Your goal → Quote each line exactly, from the line that contains "Decode this image" down to the last line of the listing, and no other lines.

##### Data to use

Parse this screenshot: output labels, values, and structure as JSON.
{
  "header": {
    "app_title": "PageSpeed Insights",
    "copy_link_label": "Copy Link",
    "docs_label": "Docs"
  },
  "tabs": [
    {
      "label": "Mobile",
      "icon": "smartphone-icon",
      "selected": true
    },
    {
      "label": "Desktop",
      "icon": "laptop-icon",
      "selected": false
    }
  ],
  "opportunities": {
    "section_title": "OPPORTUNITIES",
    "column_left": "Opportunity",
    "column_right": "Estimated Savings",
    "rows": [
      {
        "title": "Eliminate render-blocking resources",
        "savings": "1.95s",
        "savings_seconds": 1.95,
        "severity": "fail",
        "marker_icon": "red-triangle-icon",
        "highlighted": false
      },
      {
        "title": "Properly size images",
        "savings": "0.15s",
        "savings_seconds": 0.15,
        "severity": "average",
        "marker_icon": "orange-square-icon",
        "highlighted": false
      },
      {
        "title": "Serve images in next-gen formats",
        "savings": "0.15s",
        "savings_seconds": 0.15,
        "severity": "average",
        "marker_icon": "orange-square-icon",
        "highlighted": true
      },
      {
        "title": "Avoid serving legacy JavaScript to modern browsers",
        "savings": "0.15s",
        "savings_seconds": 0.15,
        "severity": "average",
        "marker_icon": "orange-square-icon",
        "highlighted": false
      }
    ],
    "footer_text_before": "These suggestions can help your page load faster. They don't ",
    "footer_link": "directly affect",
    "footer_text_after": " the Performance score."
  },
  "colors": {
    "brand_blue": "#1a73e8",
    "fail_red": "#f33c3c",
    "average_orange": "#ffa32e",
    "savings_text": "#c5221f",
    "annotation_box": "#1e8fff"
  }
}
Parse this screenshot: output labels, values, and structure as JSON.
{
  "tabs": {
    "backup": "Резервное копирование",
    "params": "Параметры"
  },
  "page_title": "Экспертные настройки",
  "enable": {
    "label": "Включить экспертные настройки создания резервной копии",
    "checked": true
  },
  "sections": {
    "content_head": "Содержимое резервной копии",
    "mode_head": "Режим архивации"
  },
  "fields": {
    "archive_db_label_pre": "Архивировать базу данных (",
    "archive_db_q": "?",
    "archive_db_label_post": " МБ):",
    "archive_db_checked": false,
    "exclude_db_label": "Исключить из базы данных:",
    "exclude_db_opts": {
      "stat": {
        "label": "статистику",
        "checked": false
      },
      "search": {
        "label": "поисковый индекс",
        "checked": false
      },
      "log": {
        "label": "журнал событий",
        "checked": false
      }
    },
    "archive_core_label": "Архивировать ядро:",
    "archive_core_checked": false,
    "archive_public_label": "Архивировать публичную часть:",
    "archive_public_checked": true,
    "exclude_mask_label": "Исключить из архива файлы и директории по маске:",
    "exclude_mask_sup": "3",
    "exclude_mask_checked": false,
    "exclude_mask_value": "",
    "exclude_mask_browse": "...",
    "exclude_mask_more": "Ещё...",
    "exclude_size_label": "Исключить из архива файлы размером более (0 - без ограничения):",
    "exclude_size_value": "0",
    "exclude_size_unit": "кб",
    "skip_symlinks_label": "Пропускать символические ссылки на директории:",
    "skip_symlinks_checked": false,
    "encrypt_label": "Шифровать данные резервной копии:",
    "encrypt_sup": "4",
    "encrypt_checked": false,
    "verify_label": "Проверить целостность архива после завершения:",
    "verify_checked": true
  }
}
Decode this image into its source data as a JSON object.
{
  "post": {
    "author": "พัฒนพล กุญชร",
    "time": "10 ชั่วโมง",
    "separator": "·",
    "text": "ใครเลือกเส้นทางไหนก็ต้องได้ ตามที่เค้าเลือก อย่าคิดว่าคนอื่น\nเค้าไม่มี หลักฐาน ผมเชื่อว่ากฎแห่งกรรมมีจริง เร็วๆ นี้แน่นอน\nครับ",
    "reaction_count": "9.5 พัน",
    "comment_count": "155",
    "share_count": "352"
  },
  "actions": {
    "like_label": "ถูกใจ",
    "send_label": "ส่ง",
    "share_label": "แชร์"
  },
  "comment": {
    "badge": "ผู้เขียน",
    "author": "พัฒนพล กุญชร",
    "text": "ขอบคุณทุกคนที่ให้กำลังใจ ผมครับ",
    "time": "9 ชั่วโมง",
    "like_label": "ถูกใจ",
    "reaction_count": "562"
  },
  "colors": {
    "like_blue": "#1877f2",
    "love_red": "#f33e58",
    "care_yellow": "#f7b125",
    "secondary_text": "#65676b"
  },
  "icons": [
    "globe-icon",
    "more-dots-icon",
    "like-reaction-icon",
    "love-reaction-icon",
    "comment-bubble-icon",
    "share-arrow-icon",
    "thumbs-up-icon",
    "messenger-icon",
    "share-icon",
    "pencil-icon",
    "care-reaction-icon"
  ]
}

##########

Solution →
Decode this image into its source data as a JSON object.
{
  "post": {
    "author": "พัฒนพล กุญชร",
    "time": "10 ชั่วโมง",
    "separator": "·",
    "text": "ใครเลือกเส้นทางไหนก็ต้องได้ ตามที่เค้าเลือก อย่าคิดว่าคนอื่น\nเค้าไม่มี หลักฐาน ผมเชื่อว่ากฎแห่งกรรมมีจริง เร็วๆ นี้แน่นอน\nครับ",
    "reaction_count": "9.5 พัน",
    "comment_count": "155",
    "share_count": "352"
  },
  "actions": {
    "like_label": "ถูกใจ",
    "send_label": "ส่ง",
    "share_label": "แชร์"
  },
  "comment": {
    "badge": "ผู้เขียน",
    "author": "พัฒนพล กุญชร",
    "text": "ขอบคุณทุกคนที่ให้กำลังใจ ผมครับ",
    "time": "9 ชั่วโมง",
    "like_label": "ถูกใจ",
    "reaction_count": "562"
  },
  "colors": {
    "like_blue": "#1877f2",
    "love_red": "#f33e58",
    "care_yellow": "#f7b125",
    "secondary_text": "#65676b"
  },
  "icons": [
    "globe-icon",
    "more-dots-icon",
    "like-reaction-icon",
    "love-reaction-icon",
    "comment-bubble-icon",
    "share-arrow-icon",
    "thumbs-up-icon",
    "messenger-icon",
    "share-icon",
    "pencil-icon",
    "care-reaction-icon"
  ]
}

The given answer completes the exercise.